◆ INPUT FOR THIS TASK:
□ □ □ □ □ □ □

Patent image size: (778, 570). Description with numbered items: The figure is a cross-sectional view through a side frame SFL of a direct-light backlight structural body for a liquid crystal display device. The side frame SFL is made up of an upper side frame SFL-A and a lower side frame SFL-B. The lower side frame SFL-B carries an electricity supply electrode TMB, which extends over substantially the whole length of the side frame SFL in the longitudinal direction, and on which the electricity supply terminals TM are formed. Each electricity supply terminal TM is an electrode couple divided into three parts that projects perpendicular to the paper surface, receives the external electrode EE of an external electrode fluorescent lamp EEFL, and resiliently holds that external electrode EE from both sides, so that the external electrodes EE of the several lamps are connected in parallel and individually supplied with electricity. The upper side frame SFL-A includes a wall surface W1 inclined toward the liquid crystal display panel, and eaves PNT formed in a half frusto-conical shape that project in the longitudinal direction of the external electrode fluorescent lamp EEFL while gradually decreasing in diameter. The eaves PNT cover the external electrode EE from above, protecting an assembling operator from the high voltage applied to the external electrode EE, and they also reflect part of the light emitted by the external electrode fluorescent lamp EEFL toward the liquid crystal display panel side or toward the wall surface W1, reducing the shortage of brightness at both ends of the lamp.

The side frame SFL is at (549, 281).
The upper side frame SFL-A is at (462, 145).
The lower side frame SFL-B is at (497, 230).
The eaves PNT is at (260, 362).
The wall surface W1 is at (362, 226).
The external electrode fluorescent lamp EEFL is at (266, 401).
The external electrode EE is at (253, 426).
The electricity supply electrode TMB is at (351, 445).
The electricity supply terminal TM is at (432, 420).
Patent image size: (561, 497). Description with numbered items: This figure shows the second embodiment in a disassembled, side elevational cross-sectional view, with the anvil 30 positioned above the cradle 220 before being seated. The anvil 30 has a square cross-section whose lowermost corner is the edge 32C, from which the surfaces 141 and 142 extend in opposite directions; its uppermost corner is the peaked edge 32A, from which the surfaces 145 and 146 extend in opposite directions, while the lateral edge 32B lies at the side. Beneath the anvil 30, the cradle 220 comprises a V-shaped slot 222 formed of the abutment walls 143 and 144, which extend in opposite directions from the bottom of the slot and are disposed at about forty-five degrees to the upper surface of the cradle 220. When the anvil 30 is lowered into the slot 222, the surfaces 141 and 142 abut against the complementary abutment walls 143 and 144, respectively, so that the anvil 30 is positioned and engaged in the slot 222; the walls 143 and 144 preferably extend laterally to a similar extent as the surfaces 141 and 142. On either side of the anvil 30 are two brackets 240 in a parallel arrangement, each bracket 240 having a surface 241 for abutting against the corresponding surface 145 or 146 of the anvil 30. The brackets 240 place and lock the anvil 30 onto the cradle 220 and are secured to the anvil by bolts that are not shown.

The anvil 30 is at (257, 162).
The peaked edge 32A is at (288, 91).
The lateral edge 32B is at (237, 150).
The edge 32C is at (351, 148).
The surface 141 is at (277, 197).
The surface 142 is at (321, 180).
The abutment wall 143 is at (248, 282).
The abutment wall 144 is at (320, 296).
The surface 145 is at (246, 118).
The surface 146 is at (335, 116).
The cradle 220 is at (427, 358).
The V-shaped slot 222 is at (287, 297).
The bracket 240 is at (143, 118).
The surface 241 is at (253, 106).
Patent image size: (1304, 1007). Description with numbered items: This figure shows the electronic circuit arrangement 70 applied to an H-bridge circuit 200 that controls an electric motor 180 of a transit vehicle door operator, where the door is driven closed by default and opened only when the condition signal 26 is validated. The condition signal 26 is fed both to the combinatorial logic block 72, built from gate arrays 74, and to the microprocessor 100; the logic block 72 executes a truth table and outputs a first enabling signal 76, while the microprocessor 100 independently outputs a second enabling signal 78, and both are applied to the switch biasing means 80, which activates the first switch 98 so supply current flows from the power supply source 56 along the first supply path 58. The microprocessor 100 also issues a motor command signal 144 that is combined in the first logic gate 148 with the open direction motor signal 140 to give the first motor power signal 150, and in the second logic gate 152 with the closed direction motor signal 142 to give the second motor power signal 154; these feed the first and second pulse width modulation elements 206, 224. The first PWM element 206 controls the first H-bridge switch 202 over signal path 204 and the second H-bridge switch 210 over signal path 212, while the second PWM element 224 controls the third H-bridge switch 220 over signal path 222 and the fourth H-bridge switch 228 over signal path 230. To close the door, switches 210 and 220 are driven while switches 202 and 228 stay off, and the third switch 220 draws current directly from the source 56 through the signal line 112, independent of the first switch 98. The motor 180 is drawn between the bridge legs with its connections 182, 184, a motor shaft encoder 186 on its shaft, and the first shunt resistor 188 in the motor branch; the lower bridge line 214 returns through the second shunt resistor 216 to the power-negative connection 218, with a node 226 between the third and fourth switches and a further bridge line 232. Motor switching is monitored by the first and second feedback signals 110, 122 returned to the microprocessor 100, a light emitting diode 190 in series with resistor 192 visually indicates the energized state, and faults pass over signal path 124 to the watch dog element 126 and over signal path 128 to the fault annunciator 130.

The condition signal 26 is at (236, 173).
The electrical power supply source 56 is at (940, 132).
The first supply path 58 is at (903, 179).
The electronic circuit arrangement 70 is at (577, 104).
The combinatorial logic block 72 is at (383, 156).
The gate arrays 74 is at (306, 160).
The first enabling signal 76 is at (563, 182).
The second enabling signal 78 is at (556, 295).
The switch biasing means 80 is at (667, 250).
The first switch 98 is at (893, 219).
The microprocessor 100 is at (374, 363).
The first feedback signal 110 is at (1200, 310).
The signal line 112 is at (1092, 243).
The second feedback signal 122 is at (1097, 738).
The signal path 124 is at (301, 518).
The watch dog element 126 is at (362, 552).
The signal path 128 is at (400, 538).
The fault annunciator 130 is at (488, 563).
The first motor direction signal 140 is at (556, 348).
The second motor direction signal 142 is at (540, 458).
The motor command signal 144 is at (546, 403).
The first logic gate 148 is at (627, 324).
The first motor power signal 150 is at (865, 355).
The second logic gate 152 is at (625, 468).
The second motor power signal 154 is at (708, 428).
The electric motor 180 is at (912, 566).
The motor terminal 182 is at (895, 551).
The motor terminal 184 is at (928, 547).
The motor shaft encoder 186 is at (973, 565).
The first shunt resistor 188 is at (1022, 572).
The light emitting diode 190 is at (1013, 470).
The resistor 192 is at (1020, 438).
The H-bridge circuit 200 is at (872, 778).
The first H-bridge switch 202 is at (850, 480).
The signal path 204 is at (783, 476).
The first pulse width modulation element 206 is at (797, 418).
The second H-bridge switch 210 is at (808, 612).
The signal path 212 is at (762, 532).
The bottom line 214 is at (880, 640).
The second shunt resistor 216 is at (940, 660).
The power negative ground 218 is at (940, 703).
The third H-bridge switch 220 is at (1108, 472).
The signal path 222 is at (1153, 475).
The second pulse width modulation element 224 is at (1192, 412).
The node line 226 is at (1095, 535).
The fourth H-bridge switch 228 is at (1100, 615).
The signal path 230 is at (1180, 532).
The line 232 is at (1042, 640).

□ □ □ □ □ □ □

◆ WRITTEN INSTRUCTION: Can you reproduce all of the lines above, word for word?

◆ ANSWER TO THIS PROBLEM:
Patent image size: (778, 570). Description with numbered items: The figure is a cross-sectional view through a side frame SFL of a direct-light backlight structural body for a liquid crystal display device. The side frame SFL is made up of an upper side frame SFL-A and a lower side frame SFL-B. The lower side frame SFL-B carries an electricity supply electrode TMB, which extends over substantially the whole length of the side frame SFL in the longitudinal direction, and on which the electricity supply terminals TM are formed. Each electricity supply terminal TM is an electrode couple divided into three parts that projects perpendicular to the paper surface, receives the external electrode EE of an external electrode fluorescent lamp EEFL, and resiliently holds that external electrode EE from both sides, so that the external electrodes EE of the several lamps are connected in parallel and individually supplied with electricity. The upper side frame SFL-A includes a wall surface W1 inclined toward the liquid crystal display panel, and eaves PNT formed in a half frusto-conical shape that project in the longitudinal direction of the external electrode fluorescent lamp EEFL while gradually decreasing in diameter. The eaves PNT cover the external electrode EE from above, protecting an assembling operator from the high voltage applied to the external electrode EE, and they also reflect part of the light emitted by the external electrode fluorescent lamp EEFL toward the liquid crystal display panel side or toward the wall surface W1, reducing the shortage of brightness at both ends of the lamp.

The side frame SFL is at (549, 281).
The upper side frame SFL-A is at (462, 145).
The lower side frame SFL-B is at (497, 230).
The eaves PNT is at (260, 362).
The wall surface W1 is at (362, 226).
The external electrode fluorescent lamp EEFL is at (266, 401).
The external electrode EE is at (253, 426).
The electricity supply electrode TMB is at (351, 445).
The electricity supply terminal TM is at (432, 420).
Patent image size: (561, 497). Description with numbered items: This figure shows the second embodiment in a disassembled, side elevational cross-sectional view, with the anvil 30 positioned above the cradle 220 before being seated. The anvil 30 has a square cross-section whose lowermost corner is the edge 32C, from which the surfaces 141 and 142 extend in opposite directions; its uppermost corner is the peaked edge 32A, from which the surfaces 145 and 146 extend in opposite directions, while the lateral edge 32B lies at the side. Beneath the anvil 30, the cradle 220 comprises a V-shaped slot 222 formed of the abutment walls 143 and 144, which extend in opposite directions from the bottom of the slot and are disposed at about forty-five degrees to the upper surface of the cradle 220. When the anvil 30 is lowered into the slot 222, the surfaces 141 and 142 abut against the complementary abutment walls 143 and 144, respectively, so that the anvil 30 is positioned and engaged in the slot 222; the walls 143 and 144 preferably extend laterally to a similar extent as the surfaces 141 and 142. On either side of the anvil 30 are two brackets 240 in a parallel arrangement, each bracket 240 having a surface 241 for abutting against the corresponding surface 145 or 146 of the anvil 30. The brackets 240 place and lock the anvil 30 onto the cradle 220 and are secured to the anvil by bolts that are not shown.

The anvil 30 is at (257, 162).
The peaked edge 32A is at (288, 91).
The lateral edge 32B is at (237, 150).
The edge 32C is at (351, 148).
The surface 141 is at (277, 197).
The surface 142 is at (321, 180).
The abutment wall 143 is at (248, 282).
The abutment wall 144 is at (320, 296).
The surface 145 is at (246, 118).
The surface 146 is at (335, 116).
The cradle 220 is at (427, 358).
The V-shaped slot 222 is at (287, 297).
The bracket 240 is at (143, 118).
The surface 241 is at (253, 106).
Patent image size: (1304, 1007). Description with numbered items: This figure shows the electronic circuit arrangement 70 applied to an H-bridge circuit 200 that controls an electric motor 180 of a transit vehicle door operator, where the door is driven closed by default and opened only when the condition signal 26 is validated. The condition signal 26 is fed both to the combinatorial logic block 72, built from gate arrays 74, and to the microprocessor 100; the logic block 72 executes a truth table and outputs a first enabling signal 76, while the microprocessor 100 independently outputs a second enabling signal 78, and both are applied to the switch biasing means 80, which activates the first switch 98 so supply current flows from the power supply source 56 along the first supply path 58. The microprocessor 100 also issues a motor command signal 144 that is combined in the first logic gate 148 with the open direction motor signal 140 to give the first motor power signal 150, and in the second logic gate 152 with the closed direction motor signal 142 to give the second motor power signal 154; these feed the first and second pulse width modulation elements 206, 224. The first PWM element 206 controls the first H-bridge switch 202 over signal path 204 and the second H-bridge switch 210 over signal path 212, while the second PWM element 224 controls the third H-bridge switch 220 over signal path 222 and the fourth H-bridge switch 228 over signal path 230. To close the door, switches 210 and 220 are driven while switches 202 and 228 stay off, and the third switch 220 draws current directly from the source 56 through the signal line 112, independent of the first switch 98. The motor 180 is drawn between the bridge legs with its connections 182, 184, a motor shaft encoder 186 on its shaft, and the first shunt resistor 188 in the motor branch; the lower bridge line 214 returns through the second shunt resistor 216 to the power-negative connection 218, with a node 226 between the third and fourth switches and a further bridge line 232. Motor switching is monitored by the first and second feedback signals 110, 122 returned to the microprocessor 100, a light emitting diode 190 in series with resistor 192 visually indicates the energized state, and faults pass over signal path 124 to the watch dog element 126 and over signal path 128 to the fault annunciator 130.

The condition signal 26 is at (236, 173).
The electrical power supply source 56 is at (940, 132).
The first supply path 58 is at (903, 179).
The electronic circuit arrangement 70 is at (577, 104).
The combinatorial logic block 72 is at (383, 156).
The gate arrays 74 is at (306, 160).
The first enabling signal 76 is at (563, 182).
The second enabling signal 78 is at (556, 295).
The switch biasing means 80 is at (667, 250).
The first switch 98 is at (893, 219).
The microprocessor 100 is at (374, 363).
The first feedback signal 110 is at (1200, 310).
The signal line 112 is at (1092, 243).
The second feedback signal 122 is at (1097, 738).
The signal path 124 is at (301, 518).
The watch dog element 126 is at (362, 552).
The signal path 128 is at (400, 538).
The fault annunciator 130 is at (488, 563).
The first motor direction signal 140 is at (556, 348).
The second motor direction signal 142 is at (540, 458).
The motor command signal 144 is at (546, 403).
The first logic gate 148 is at (627, 324).
The first motor power signal 150 is at (865, 355).
The second logic gate 152 is at (625, 468).
The second motor power signal 154 is at (708, 428).
The electric motor 180 is at (912, 566).
The motor terminal 182 is at (895, 551).
The motor terminal 184 is at (928, 547).
The motor shaft encoder 186 is at (973, 565).
The first shunt resistor 188 is at (1022, 572).
The light emitting diode 190 is at (1013, 470).
The resistor 192 is at (1020, 438).
The H-bridge circuit 200 is at (872, 778).
The first H-bridge switch 202 is at (850, 480).
The signal path 204 is at (783, 476).
The first pulse width modulation element 206 is at (797, 418).
The second H-bridge switch 210 is at (808, 612).
The signal path 212 is at (762, 532).
The bottom line 214 is at (880, 640).
The second shunt resistor 216 is at (940, 660).
The power negative ground 218 is at (940, 703).
The third H-bridge switch 220 is at (1108, 472).
The signal path 222 is at (1153, 475).
The second pulse width modulation element 224 is at (1192, 412).
The node line 226 is at (1095, 535).
The fourth H-bridge switch 228 is at (1100, 615).
The signal path 230 is at (1180, 532).
The line 232 is at (1042, 640).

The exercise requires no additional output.